[START]

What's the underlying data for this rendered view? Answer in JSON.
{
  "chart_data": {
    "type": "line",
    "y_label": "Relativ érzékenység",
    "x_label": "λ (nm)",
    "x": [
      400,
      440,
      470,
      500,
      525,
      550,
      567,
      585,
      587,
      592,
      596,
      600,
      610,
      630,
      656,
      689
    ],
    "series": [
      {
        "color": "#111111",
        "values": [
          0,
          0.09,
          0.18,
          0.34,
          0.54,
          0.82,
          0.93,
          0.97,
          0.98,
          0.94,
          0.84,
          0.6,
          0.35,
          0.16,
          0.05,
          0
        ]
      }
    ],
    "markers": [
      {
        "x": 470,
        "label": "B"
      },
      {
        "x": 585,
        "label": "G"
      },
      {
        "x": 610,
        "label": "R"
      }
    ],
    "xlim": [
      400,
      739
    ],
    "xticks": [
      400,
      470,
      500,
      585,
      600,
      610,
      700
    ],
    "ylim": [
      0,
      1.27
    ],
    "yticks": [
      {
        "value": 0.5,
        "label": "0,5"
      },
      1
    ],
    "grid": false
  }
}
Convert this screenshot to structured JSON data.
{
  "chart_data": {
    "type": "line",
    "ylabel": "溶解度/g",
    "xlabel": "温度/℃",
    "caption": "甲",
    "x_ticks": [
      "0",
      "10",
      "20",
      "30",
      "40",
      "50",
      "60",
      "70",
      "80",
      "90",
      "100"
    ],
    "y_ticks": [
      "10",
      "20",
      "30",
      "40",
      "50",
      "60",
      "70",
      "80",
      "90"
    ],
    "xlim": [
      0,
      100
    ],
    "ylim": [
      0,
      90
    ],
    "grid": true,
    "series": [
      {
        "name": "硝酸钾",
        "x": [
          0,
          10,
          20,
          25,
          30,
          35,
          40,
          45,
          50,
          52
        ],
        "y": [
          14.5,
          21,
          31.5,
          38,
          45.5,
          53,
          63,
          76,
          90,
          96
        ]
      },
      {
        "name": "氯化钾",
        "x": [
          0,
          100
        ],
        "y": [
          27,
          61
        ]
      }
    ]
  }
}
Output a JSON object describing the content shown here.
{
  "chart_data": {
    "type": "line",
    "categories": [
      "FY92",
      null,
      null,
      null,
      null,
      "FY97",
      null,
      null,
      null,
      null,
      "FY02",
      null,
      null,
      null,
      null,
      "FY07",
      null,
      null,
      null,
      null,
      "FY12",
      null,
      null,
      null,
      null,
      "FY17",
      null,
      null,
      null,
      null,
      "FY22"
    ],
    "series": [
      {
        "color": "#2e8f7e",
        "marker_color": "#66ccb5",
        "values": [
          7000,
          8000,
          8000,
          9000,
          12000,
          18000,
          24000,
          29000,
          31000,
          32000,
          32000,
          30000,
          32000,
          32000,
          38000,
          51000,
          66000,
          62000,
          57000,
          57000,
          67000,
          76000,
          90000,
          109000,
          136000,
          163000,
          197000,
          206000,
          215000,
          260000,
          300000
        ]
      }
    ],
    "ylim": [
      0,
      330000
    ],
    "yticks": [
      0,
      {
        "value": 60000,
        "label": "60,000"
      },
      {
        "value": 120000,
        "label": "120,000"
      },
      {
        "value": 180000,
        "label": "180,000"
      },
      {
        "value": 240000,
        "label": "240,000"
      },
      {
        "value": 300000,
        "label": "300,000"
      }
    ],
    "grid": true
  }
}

[END]

**Problem statement:**
Transcribe the material above in its entirety. Match it exactly.

**Finished exercise:**
What's the underlying data for this rendered view? Answer in JSON.
{
  "chart_data": {
    "type": "line",
    "y_label": "Relativ érzékenység",
    "x_label": "λ (nm)",
    "x": [
      400,
      440,
      470,
      500,
      525,
      550,
      567,
      585,
      587,
      592,
      596,
      600,
      610,
      630,
      656,
      689
    ],
    "series": [
      {
        "color": "#111111",
        "values": [
          0,
          0.09,
          0.18,
          0.34,
          0.54,
          0.82,
          0.93,
          0.97,
          0.98,
          0.94,
          0.84,
          0.6,
          0.35,
          0.16,
          0.05,
          0
        ]
      }
    ],
    "markers": [
      {
        "x": 470,
        "label": "B"
      },
      {
        "x": 585,
        "label": "G"
      },
      {
        "x": 610,
        "label": "R"
      }
    ],
    "xlim": [
      400,
      739
    ],
    "xticks": [
      400,
      470,
      500,
      585,
      600,
      610,
      700
    ],
    "ylim": [
      0,
      1.27
    ],
    "yticks": [
      {
        "value": 0.5,
        "label": "0,5"
      },
      1
    ],
    "grid": false
  }
}
Convert this screenshot to structured JSON data.
{
  "chart_data": {
    "type": "line",
    "ylabel": "溶解度/g",
    "xlabel": "温度/℃",
    "caption": "甲",
    "x_ticks": [
      "0",
      "10",
      "20",
      "30",
      "40",
      "50",
      "60",
      "70",
      "80",
      "90",
      "100"
    ],
    "y_ticks": [
      "10",
      "20",
      "30",
      "40",
      "50",
      "60",
      "70",
      "80",
      "90"
    ],
    "xlim": [
      0,
      100
    ],
    "ylim": [
      0,
      90
    ],
    "grid": true,
    "series": [
      {
        "name": "硝酸钾",
        "x": [
          0,
          10,
          20,
          25,
          30,
          35,
          40,
          45,
          50,
          52
        ],
        "y": [
          14.5,
          21,
          31.5,
          38,
          45.5,
          53,
          63,
          76,
          90,
          96
        ]
      },
      {
        "name": "氯化钾",
        "x": [
          0,
          100
        ],
        "y": [
          27,
          61
        ]
      }
    ]
  }
}
Output a JSON object describing the content shown here.
{
  "chart_data": {
    "type": "line",
    "categories": [
      "FY92",
      null,
      null,
      null,
      null,
      "FY97",
      null,
      null,
      null,
      null,
      "FY02",
      null,
      null,
      null,
      null,
      "FY07",
      null,
      null,
      null,
      null,
      "FY12",
      null,
      null,
      null,
      null,
      "FY17",
      null,
      null,
      null,
      null,
      "FY22"
    ],
    "series": [
      {
        "color": "#2e8f7e",
        "marker_color": "#66ccb5",
        "values": [
          7000,
          8000,
          8000,
          9000,
          12000,
          18000,
          24000,
          29000,
          31000,
          32000,
          32000,
          30000,
          32000,
          32000,
          38000,
          51000,
          66000,
          62000,
          57000,
          57000,
          67000,
          76000,
          90000,
          109000,
          136000,
          163000,
          197000,
          206000,
          215000,
          260000,
          300000
        ]
      }
    ],
    "ylim": [
      0,
      330000
    ],
    "yticks": [
      0,
      {
        "value": 60000,
        "label": "60,000"
      },
      {
        "value": 120000,
        "label": "120,000"
      },
      {
        "value": 180000,
        "label": "180,000"
      },
      {
        "value": 240000,
        "label": "240,000"
      },
      {
        "value": 300000,
        "label": "300,000"
      }
    ],
    "grid": true
  }
}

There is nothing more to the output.